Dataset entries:
---+---
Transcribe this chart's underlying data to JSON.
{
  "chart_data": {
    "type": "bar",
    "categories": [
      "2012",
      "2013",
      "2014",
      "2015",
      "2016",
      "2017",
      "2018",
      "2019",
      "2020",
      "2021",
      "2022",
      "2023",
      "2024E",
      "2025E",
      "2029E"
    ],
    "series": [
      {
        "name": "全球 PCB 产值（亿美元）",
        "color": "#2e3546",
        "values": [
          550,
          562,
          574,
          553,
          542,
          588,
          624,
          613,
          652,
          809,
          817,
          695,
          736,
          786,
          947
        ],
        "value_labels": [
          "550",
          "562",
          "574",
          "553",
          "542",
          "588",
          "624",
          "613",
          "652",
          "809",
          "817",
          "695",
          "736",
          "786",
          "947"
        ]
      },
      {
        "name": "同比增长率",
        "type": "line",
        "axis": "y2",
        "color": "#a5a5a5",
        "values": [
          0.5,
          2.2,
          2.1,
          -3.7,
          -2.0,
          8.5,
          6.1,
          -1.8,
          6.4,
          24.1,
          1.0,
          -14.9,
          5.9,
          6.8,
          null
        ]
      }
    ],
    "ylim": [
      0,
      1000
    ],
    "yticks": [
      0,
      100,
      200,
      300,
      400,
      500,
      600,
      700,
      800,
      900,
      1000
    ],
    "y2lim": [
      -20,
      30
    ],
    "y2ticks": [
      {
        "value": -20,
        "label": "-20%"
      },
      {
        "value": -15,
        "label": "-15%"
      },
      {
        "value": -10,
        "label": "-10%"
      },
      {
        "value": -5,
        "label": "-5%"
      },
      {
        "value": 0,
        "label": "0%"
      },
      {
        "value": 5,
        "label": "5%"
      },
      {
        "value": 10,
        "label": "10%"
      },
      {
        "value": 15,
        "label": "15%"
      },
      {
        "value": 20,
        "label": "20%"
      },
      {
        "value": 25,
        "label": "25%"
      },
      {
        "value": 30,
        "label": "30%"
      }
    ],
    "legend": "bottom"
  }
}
---+---
DIRECTION: Retype the records above exactly.

EXERCISE RESULT:
Transcribe this chart's underlying data to JSON.
{
  "chart_data": {
    "type": "bar",
    "categories": [
      "2012",
      "2013",
      "2014",
      "2015",
      "2016",
      "2017",
      "2018",
      "2019",
      "2020",
      "2021",
      "2022",
      "2023",
      "2024E",
      "2025E",
      "2029E"
    ],
    "series": [
      {
        "name": "全球 PCB 产值（亿美元）",
        "color": "#2e3546",
        "values": [
          550,
          562,
          574,
          553,
          542,
          588,
          624,
          613,
          652,
          809,
          817,
          695,
          736,
          786,
          947
        ],
        "value_labels": [
          "550",
          "562",
          "574",
          "553",
          "542",
          "588",
          "624",
          "613",
          "652",
          "809",
          "817",
          "695",
          "736",
          "786",
          "947"
        ]
      },
      {
        "name": "同比增长率",
        "type": "line",
        "axis": "y2",
        "color": "#a5a5a5",
        "values": [
          0.5,
          2.2,
          2.1,
          -3.7,
          -2.0,
          8.5,
          6.1,
          -1.8,
          6.4,
          24.1,
          1.0,
          -14.9,
          5.9,
          6.8,
          null
        ]
      }
    ],
    "ylim": [
      0,
      1000
    ],
    "yticks": [
      0,
      100,
      200,
      300,
      400,
      500,
      600,
      700,
      800,
      900,
      1000
    ],
    "y2lim": [
      -20,
      30
    ],
    "y2ticks": [
      {
        "value": -20,
        "label": "-20%"
      },
      {
        "value": -15,
        "label": "-15%"
      },
      {
        "value": -10,
        "label": "-10%"
      },
      {
        "value": -5,
        "label": "-5%"
      },
      {
        "value": 0,
        "label": "0%"
      },
      {
        "value": 5,
        "label": "5%"
      },
      {
        "value": 10,
        "label": "10%"
      },
      {
        "value": 15,
        "label": "15%"
      },
      {
        "value": 20,
        "label": "20%"
      },
      {
        "value": 25,
        "label": "25%"
      },
      {
        "value": 30,
        "label": "30%"
      }
    ],
    "legend": "bottom"
  }
}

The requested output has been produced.